## PROBLEM DESCRIPTION
Identify all lines in the data containing the string "this". Copy them out.

# start of SUPPLIED RECORDS

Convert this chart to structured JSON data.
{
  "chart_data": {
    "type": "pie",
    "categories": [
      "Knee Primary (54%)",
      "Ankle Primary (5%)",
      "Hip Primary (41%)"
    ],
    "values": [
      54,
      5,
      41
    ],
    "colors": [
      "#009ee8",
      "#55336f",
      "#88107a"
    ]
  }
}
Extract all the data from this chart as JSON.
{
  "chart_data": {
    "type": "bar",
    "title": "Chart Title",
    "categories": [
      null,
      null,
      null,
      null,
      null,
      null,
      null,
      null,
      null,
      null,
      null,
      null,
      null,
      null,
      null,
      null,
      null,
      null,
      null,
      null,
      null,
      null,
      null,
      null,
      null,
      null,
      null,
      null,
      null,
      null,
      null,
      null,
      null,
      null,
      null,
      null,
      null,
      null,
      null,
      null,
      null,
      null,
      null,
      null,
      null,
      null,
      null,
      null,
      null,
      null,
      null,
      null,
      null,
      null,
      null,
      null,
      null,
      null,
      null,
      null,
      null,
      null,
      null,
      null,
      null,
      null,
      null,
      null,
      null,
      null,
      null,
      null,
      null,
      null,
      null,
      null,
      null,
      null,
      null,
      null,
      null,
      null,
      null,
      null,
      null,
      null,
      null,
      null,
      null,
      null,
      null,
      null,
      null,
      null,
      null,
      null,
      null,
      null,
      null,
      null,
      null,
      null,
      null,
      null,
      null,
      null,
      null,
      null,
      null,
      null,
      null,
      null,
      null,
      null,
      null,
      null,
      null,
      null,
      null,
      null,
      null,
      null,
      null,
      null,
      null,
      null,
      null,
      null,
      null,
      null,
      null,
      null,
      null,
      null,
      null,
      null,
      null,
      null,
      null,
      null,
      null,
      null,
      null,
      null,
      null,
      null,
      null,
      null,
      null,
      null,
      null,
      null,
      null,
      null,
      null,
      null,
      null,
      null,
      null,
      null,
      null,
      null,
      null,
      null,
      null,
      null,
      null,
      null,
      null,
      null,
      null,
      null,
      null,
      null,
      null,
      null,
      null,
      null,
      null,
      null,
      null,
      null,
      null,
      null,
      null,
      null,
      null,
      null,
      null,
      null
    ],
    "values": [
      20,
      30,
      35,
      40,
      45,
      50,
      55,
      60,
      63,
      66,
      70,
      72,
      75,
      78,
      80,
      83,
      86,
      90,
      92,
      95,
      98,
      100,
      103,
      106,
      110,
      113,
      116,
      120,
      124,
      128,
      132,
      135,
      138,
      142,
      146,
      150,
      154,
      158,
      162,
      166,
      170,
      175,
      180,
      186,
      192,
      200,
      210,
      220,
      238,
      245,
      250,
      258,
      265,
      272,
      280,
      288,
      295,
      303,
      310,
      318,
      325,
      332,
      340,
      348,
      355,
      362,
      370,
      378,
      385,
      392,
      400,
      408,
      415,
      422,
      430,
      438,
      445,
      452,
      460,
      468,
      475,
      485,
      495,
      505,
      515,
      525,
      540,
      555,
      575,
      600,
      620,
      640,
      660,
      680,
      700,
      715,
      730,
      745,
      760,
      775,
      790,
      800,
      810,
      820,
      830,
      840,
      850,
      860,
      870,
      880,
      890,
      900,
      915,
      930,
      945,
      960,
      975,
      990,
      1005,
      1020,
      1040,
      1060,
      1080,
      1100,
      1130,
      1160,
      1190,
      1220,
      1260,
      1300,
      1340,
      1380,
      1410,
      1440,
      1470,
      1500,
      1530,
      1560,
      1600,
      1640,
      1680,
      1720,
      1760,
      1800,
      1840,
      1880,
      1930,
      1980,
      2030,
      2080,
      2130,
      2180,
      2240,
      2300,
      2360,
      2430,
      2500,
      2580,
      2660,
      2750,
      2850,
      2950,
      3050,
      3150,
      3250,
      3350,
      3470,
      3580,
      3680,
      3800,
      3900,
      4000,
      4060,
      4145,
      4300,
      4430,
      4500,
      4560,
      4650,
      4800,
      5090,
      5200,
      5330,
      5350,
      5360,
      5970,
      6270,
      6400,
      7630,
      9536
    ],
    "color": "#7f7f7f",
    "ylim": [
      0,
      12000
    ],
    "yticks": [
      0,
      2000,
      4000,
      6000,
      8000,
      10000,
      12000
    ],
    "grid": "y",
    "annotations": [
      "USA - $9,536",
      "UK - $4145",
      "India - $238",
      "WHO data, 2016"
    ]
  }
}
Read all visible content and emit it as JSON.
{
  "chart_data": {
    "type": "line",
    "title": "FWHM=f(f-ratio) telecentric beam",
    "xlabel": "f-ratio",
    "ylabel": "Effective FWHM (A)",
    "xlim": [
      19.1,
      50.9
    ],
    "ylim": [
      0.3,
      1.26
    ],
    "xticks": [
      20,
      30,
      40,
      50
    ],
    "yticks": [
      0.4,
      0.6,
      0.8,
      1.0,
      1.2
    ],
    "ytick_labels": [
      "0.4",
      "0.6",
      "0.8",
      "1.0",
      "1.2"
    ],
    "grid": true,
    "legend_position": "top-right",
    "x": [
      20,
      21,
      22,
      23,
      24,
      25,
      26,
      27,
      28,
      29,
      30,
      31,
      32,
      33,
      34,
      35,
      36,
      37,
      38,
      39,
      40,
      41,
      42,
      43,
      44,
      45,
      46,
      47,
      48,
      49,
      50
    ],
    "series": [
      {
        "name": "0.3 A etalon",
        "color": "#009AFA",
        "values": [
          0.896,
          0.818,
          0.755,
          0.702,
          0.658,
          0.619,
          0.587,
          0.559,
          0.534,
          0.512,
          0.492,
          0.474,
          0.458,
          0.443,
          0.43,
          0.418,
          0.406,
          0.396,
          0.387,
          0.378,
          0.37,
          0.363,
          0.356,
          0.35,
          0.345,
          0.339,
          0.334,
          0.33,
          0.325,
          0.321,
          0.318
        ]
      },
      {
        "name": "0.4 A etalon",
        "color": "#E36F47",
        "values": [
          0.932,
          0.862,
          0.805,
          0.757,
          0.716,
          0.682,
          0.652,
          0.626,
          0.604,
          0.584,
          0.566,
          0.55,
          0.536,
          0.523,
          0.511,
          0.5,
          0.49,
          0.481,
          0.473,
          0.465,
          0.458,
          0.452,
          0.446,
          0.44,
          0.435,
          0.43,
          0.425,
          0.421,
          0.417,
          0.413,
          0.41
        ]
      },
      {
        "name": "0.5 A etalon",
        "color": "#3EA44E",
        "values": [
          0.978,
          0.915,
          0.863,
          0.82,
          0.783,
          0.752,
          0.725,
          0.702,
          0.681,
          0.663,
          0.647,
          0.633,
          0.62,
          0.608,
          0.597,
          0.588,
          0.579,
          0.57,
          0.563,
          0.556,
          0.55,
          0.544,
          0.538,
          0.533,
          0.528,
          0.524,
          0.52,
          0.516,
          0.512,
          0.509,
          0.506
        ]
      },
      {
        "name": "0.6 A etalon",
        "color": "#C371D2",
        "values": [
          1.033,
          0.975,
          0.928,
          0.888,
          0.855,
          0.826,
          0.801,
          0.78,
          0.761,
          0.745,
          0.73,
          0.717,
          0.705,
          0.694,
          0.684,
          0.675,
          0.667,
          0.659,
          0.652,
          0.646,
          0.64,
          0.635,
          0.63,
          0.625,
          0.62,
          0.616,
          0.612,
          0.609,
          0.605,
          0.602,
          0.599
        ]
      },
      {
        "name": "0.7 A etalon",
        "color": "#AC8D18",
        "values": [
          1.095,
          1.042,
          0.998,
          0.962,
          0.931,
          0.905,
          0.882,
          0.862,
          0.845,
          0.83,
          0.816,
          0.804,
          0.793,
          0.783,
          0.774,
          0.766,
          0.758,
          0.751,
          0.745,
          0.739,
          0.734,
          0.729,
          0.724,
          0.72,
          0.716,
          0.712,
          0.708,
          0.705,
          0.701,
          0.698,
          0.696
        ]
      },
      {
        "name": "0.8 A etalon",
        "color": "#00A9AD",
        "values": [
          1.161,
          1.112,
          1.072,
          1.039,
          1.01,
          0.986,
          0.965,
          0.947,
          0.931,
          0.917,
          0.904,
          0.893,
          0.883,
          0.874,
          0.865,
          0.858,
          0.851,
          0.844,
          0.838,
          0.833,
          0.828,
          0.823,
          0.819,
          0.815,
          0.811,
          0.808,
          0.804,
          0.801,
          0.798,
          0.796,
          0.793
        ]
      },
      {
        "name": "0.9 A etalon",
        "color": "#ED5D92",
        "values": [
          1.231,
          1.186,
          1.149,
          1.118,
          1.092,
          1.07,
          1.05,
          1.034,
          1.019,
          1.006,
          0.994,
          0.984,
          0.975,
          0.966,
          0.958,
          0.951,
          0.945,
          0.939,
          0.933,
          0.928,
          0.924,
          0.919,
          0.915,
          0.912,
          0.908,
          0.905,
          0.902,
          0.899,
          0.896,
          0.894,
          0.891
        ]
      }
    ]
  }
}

# end of SUPPLIED RECORDS

## WRITTEN SOLUTION
Convert this chart to structured JSON data.
Extract all the data from this chart as JSON.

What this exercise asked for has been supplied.